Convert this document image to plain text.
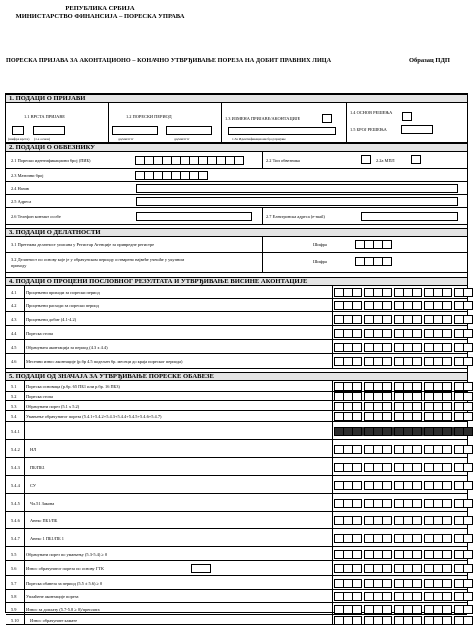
РЕПУБЛИКА СРБИЈА
МИНИСТАРСТВО ФИНАНСИЈА – ПОРЕСКА УПРАВА
ПОРЕСКА ПРИЈАВА ЗА АКОНТАЦИОНО – КОНАЧНО УТВРЂИВАЊЕ ПОРЕЗА НА ДОБИТ ПРАВНИХ ЛИЦА	Образац ПДП
1. ПОДАЦИ О ПРИЈАВИ
1.1 ВРСТА ПРИЈАВЕ
(шифра врсте) (1.а основ)
1.2 ПОРЕСКИ ПЕРИОД
дд/мм/гггг	дд/мм/гггг
1.3 ИЗМЕНА ПРИЈАВЕ/АКОНТАЦИЈЕ
1.3а Идентификациони број пријаве
1.4 ОСНОВ РЕШЕЊА
1.5 БРОЈ РЕШЕЊА
2. ПОДАЦИ О ОБВЕЗНИКУ
2.1 Порески идентификациони број (ПИБ)	2.2 Тип обвезника	2.2а МПЛ
2.3 Матични број
2.4 Назив
2.5 Адреса
2.6 Телефон контакт особе	2.7 Електронска адреса (е-mail)
3. ПОДАЦИ О ДЕЛАТНОСТИ
3.1 Претежна делатност уписана у Регистар Агенције за привредне регистре	Шифра
3.2 Делатност по основу које је у обрачунском периоду остварено највеће учешће у укупном
приходу
Шифра
4. ПОДАЦИ О ПРОЦЕНИ ПОСЛОВНОГ РЕЗУЛТАТА И УТВРЂИВАЊЕ ВИСИНЕ АКОНТАЦИЈЕ
5. ПОДАЦИ ОД ЗНАЧАЈА ЗА УТВРЂИВАЊЕ ПОРЕСКЕ ОБАВЕЗЕ
4.1 Процењени приходи за порески период
4.2 Процењени расходи за порески период
4.3 Процењени добит (4.1-4.2)
4.4 Пореска стопа
4.5 Обрачуната аконтација за период (4.3 x 4.4)
4.6 Месечни износ аконтације (р.бр 4.5 подељен бр. месеци до краја пореског периода)
5.1 Пореска основица (р.бр. 65 ПБ1 или р.бр. 16 ПБ3)
5.2 Пореска стопа
5.3 Обрачунати порез (5.1 x 5.2)
5.4 Умањење обрачунатог пореза (5.4.1+5.4.2+5.4.3+5.4.4+5.4.5+5.4.6+5.4.7)
5.4.1
5.4.2 НЛ
5.4.3 ПБ/ПБ1
5.4.4 СУ
5.4.5 Чл.51 Закона
5.4.6 Анекс ПБ1/ПБ
5.4.7 Анекс 1 ПБ1/ПБ 1
5.5 Обрачунати порез по умањењу (5.3-5.4) ≥ 0
5.6 Износ обрачунатог пореза по основу ГТК
5.7 Пореска обавеза за период (5.5 ± 5.6) ≥ 0
5.8 Уплаћене аконтације пореза
5.9 Износ за доплату (5.7-5.8 ≥ 0)/преплата
5.10	Износ обрачунате камате
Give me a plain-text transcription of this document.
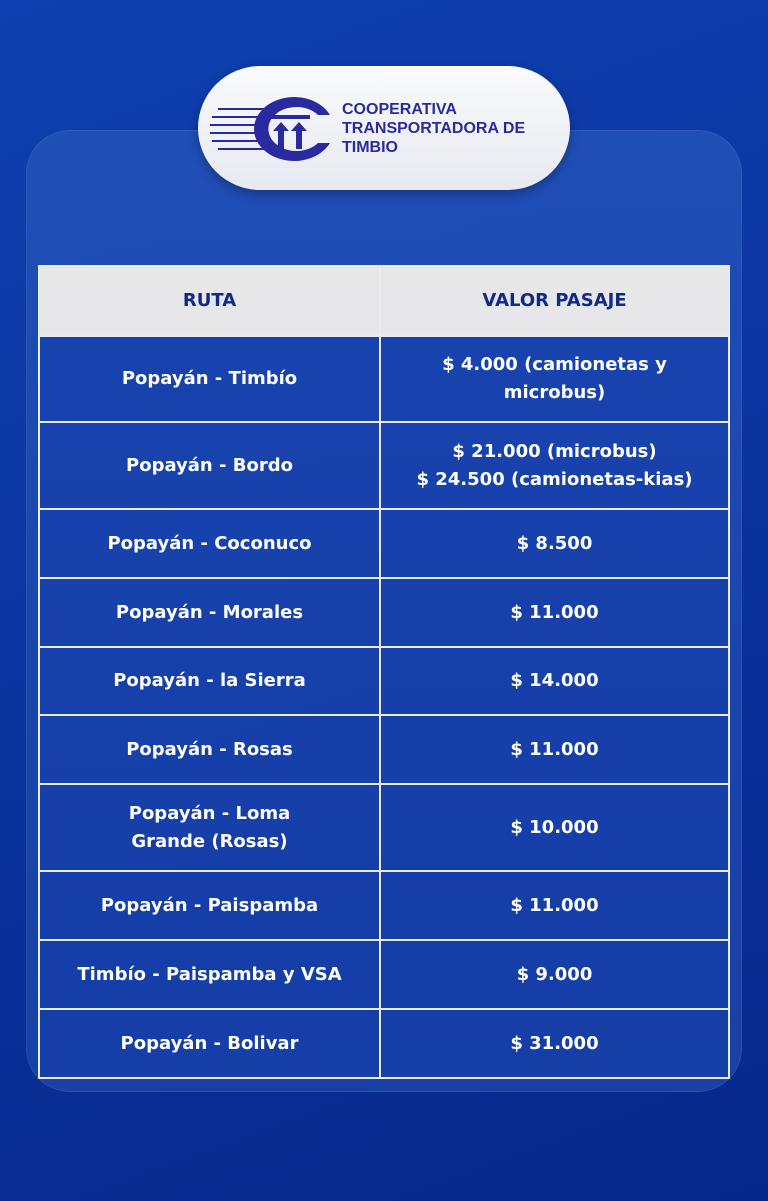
COOPERATIVA
TRANSPORTADORA DE
TIMBIO
RUTA	VALOR PASAJE
Popayán - Timbío	$ 4.000 (camionetas y
microbus)

Popayán - Bordo	$ 21.000 (microbus)
$ 24.500 (camionetas-kias)

Popayán - Coconuco	$ 8.500

Popayán - Morales	$ 11.000

Popayán - la Sierra	$ 14.000

Popayán - Rosas	$ 11.000

Popayán - Loma Grande (Rosas)	$ 10.000

Popayán - Paispamba	$ 11.000

Timbío - Paispamba y VSA	$ 9.000

Popayán - Bolivar	$ 31.000
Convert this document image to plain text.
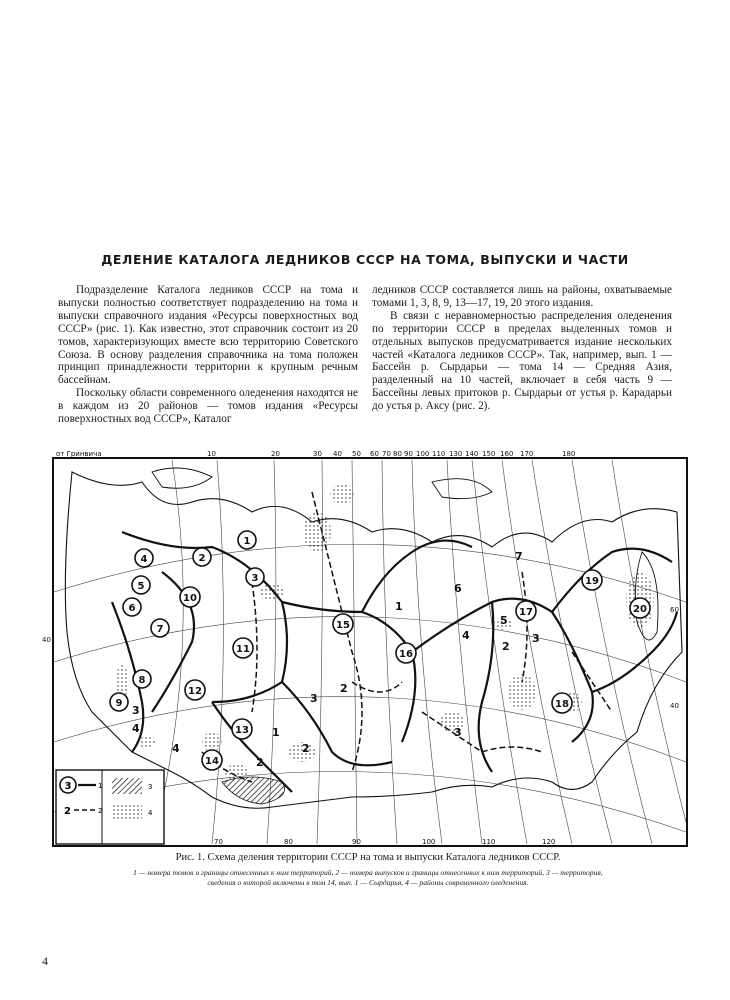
ДЕЛЕНИЕ КАТАЛОГА ЛЕДНИКОВ СССР НА ТОМА, ВЫПУСКИ И ЧАСТИ

Подразделение Каталога ледников СССР на тома и выпуски полностью соответствует подразделению на тома и выпуски справочного издания «Ресурсы поверхностных вод СССР» (рис. 1). Как известно, этот справочник состоит из 20 томов, характеризующих вместе всю территорию Советского Союза. В основу разделения справочника на тома положен принцип принадлежности территории к крупным речным бассейнам.

Поскольку области современного оледенения находятся не в каждом из 20 районов — томов издания «Ресурсы поверхностных вод СССР», Каталог

ледников СССР составляется лишь на районы, охватываемые томами 1, 3, 8, 9, 13—17, 19, 20 этого издания.

В связи с неравномерностью распределения оледенения по территории СССР в пределах выделенных томов и отдельных выпусков предусматривается издание нескольких частей «Каталога ледников СССР». Так, например, вып. 1 — Бассейн р. Сырдарьи — тома 14 — Средняя Азия, разделенный на 10 частей, включает в себя часть 9 — Бассейны левых притоков р. Сырдарьи от устья р. Карадарьи до устья р. Аксу (рис. 2).

от Гринвича	10	20	30 40 50 60 70 80 90 100 110 130 140 150 160 170	180
40
60
40
70	80	90	100	110	120
1
2
3
4
5
6
7
8
9
10
11
12
13
14
15
16
17
18
19
20
1
2
3
4
5
6
7
2
3
3
2
2
1
4
3
4
3	1
2	2
3
4
Рис. 1. Схема деления территории СССР на тома и выпуски Каталога ледников СССР.
1 — номера томов и границы отнесенных к ним территорий, 2 — номера выпусков и границы отнесенных к ним территорий, 3 — территория,
сведения о которой включены в том 14, вып. 1 — Сырдарья, 4 — районы современного оледенения.
4
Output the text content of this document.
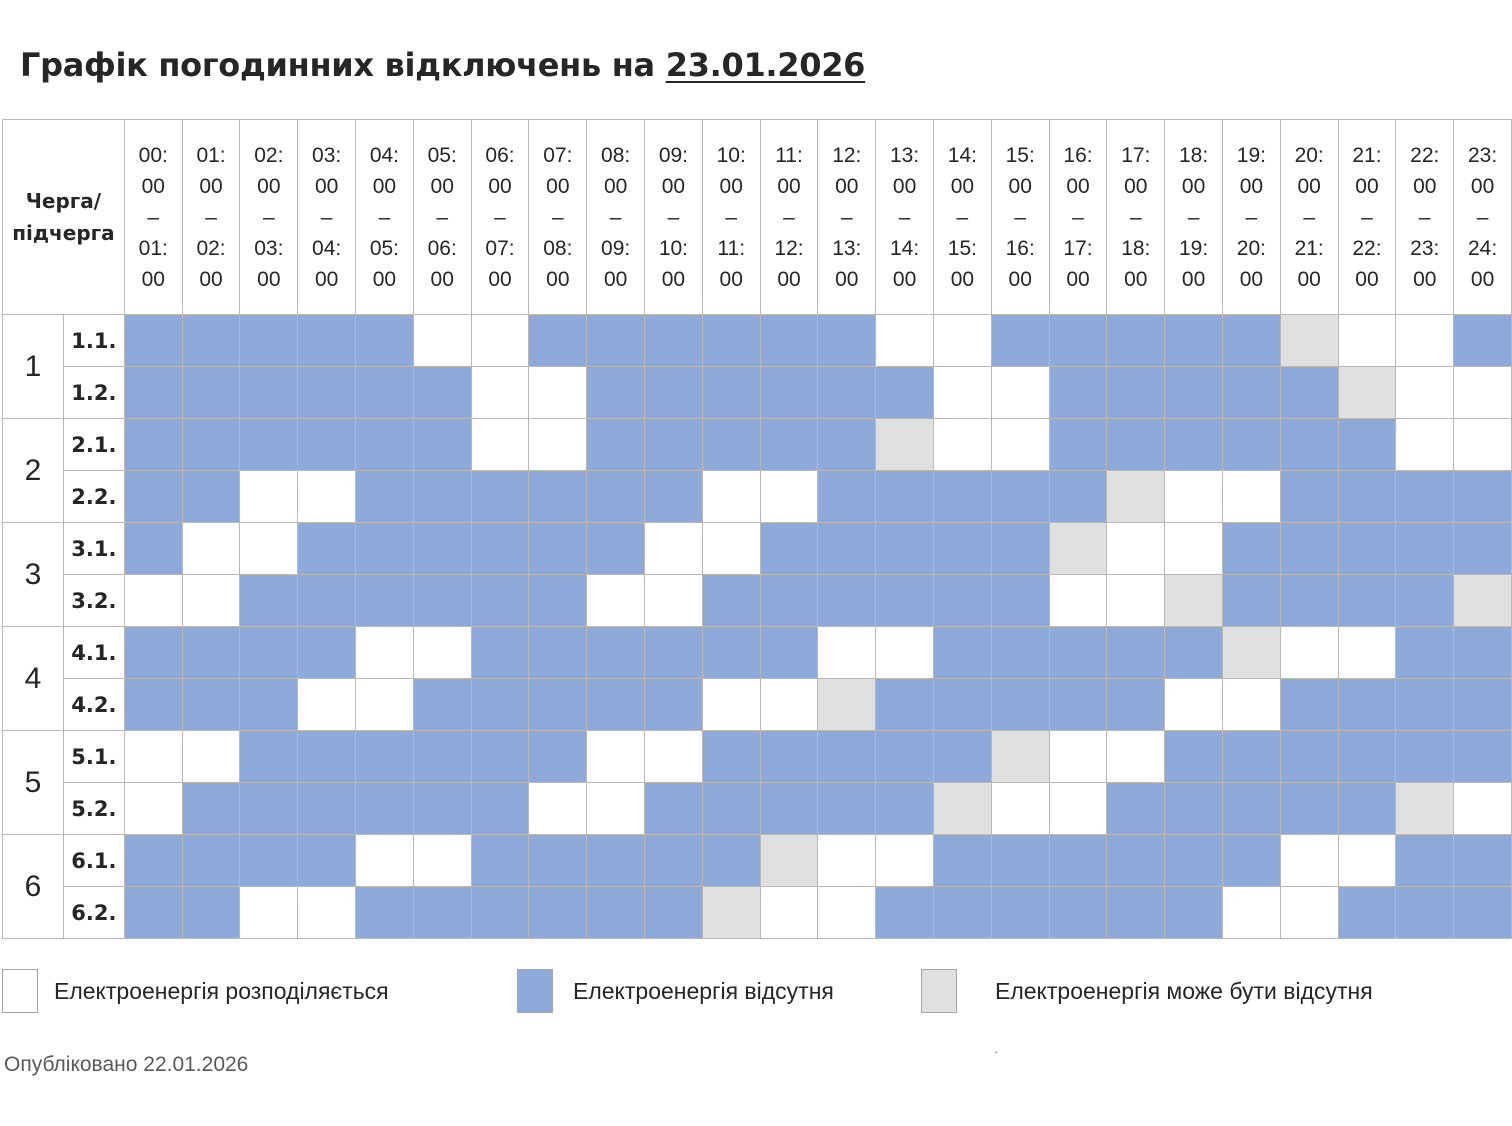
Графік погодинних відключень на 23.01.2026
Черга/
підчерга		00:
00
–
01:
00	01:
00
–
02:
00	02:
00
–
03:
00	03:
00
–
04:
00	04:
00
–
05:
00	05:
00
–
06:
00	06:
00
–
07:
00	07:
00
–
08:
00	08:
00
–
09:
00	09:
00
–
10:
00	10:
00
–
11:
00	11:
00
–
12:
00	12:
00
–
13:
00	13:
00
–
14:
00	14:
00
–
15:
00	15:
00
–
16:
00	16:
00
–
17:
00	17:
00
–
18:
00	18:
00
–
19:
00	19:
00
–
20:
00	20:
00
–
21:
00	21:
00
–
22:
00	22:
00
–
23:
00	23:
00
–
24:
00

1	1.1.																								
	1.2.																								
2	2.1.																								
	2.2.																								
3	3.1.																								
	3.2.																								
4	4.1.																								
	4.2.																								
5	5.1.																								
	5.2.																								
6	6.1.																								
	6.2.																								
Електроенергія розподіляється	Електроенергія відсутня	Електроенергія може бути відсутня
ˏ
Опубліковано 22.01.2026
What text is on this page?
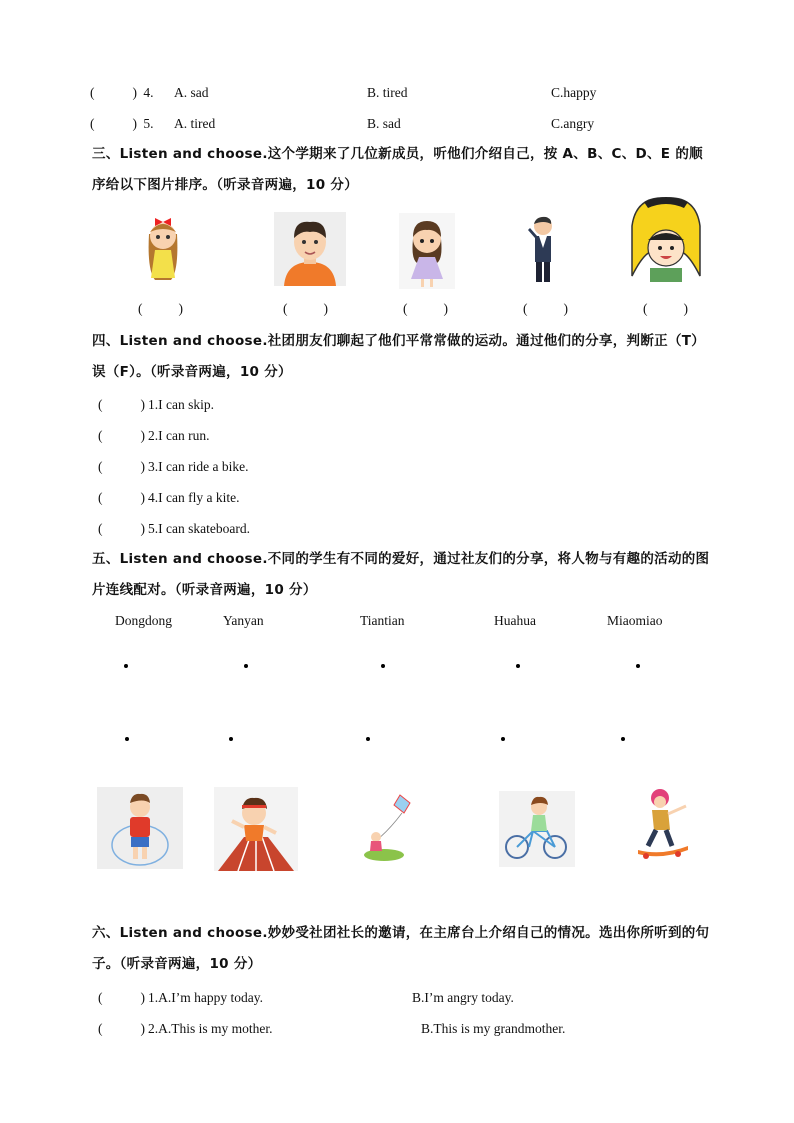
(	) 4. A. sad	B. tired	C.happy
(	) 5. A. tired	B. sad	C.angry
三、Listen and choose.这个学期来了几位新成员，听他们介绍自己，按 A、B、C、D、E 的顺序给以下图片排序。（听录音两遍，10 分）
(	)	(	)	(	)	(	)	(	)
四、Listen and choose.社团朋友们聊起了他们平常常做的运动。通过他们的分享，判断正（T）误（F）。（听录音两遍，10 分）
(	) 1.I can skip.
(	) 2.I can run.
(	) 3.I can ride a bike.
(	) 4.I can fly a kite.
(	) 5.I can skateboard.
五、Listen and choose.不同的学生有不同的爱好，通过社友们的分享，将人物与有趣的活动的图片连线配对。（听录音两遍，10 分）
Dongdong	Yanyan	Tiantian	Huahua	Miaomiao
六、Listen and choose.妙妙受社团社长的邀请，在主席台上介绍自己的情况。选出你所听到的句子。（听录音两遍，10 分）
(	) 1.A.I’m happy today.	B.I’m angry today.
(	) 2.A.This is my mother.	B.This is my grandmother.
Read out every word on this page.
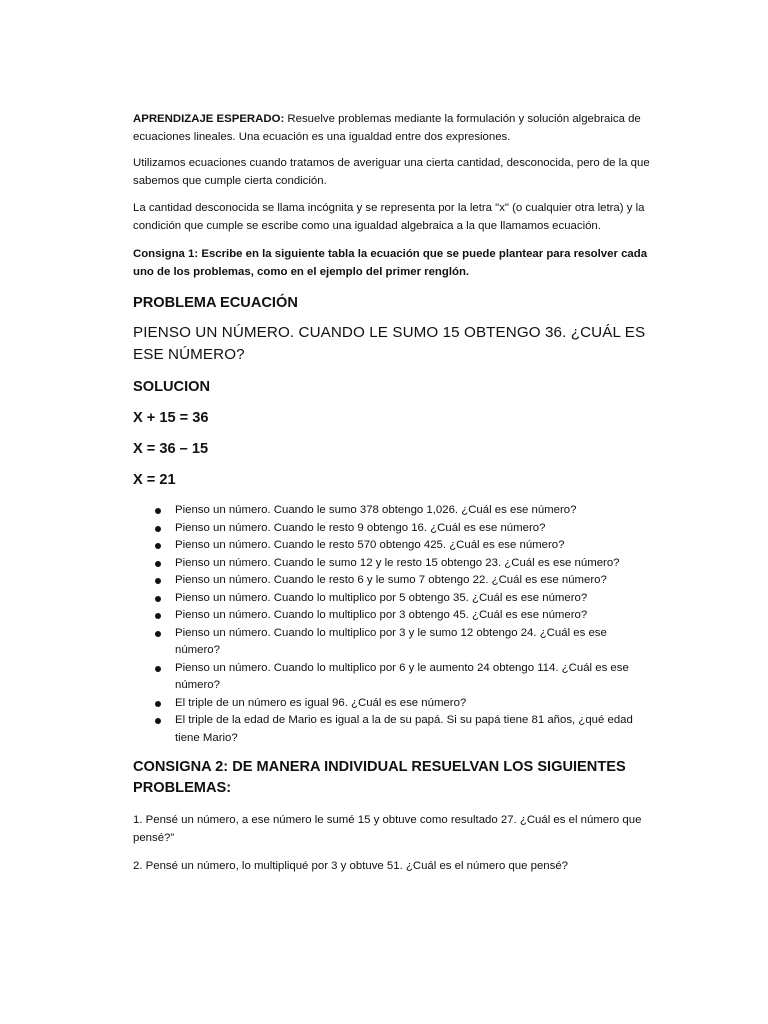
APRENDIZAJE ESPERADO: Resuelve problemas mediante la formulación y solución algebraica de ecuaciones lineales. Una ecuación es una igualdad entre dos expresiones.

Utilizamos ecuaciones cuando tratamos de averiguar una cierta cantidad, desconocida, pero de la que sabemos que cumple cierta condición.

La cantidad desconocida se llama incógnita y se representa por la letra "x" (o cualquier otra letra) y la condición que cumple se escribe como una igualdad algebraica a la que llamamos ecuación.

Consigna 1: Escribe en la siguiente tabla la ecuación que se puede plantear para resolver cada uno de los problemas, como en el ejemplo del primer renglón.

PROBLEMA ECUACIÓN

PIENSO UN NÚMERO. CUANDO LE SUMO 15 OBTENGO 36. ¿CUÁL ES ESE NÚMERO?

SOLUCION

X + 15 = 36

X = 36 – 15

X = 21

Pienso un número. Cuando le sumo 378 obtengo 1,026. ¿Cuál es ese número?
Pienso un número. Cuando le resto 9 obtengo 16. ¿Cuál es ese número?
Pienso un número. Cuando le resto 570 obtengo 425. ¿Cuál es ese número?
Pienso un número. Cuando le sumo 12 y le resto 15 obtengo 23. ¿Cuál es ese número?
Pienso un número. Cuando le resto 6 y le sumo 7 obtengo 22. ¿Cuál es ese número?
Pienso un número. Cuando lo multiplico por 5 obtengo 35. ¿Cuál es ese número?
Pienso un número. Cuando lo multiplico por 3 obtengo 45. ¿Cuál es ese número?
Pienso un número. Cuando lo multiplico por 3 y le sumo 12 obtengo 24. ¿Cuál es ese número?
Pienso un número. Cuando lo multiplico por 6 y le aumento 24 obtengo 114. ¿Cuál es ese número?
El triple de un número es igual 96. ¿Cuál es ese número?
El triple de la edad de Mario es igual a la de su papá. Si su papá tiene 81 años, ¿qué edad tiene Mario?

CONSIGNA 2: DE MANERA INDIVIDUAL RESUELVAN LOS SIGUIENTES PROBLEMAS:

1. Pensé un número, a ese número le sumé 15 y obtuve como resultado 27. ¿Cuál es el número que pensé?”

2. Pensé un número, lo multipliqué por 3 y obtuve 51. ¿Cuál es el número que pensé?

▶ WHAT TO WORK ON: Find every line holding the word "como"; give their count and nothing else.

▶ WRITTEN REPLY: 3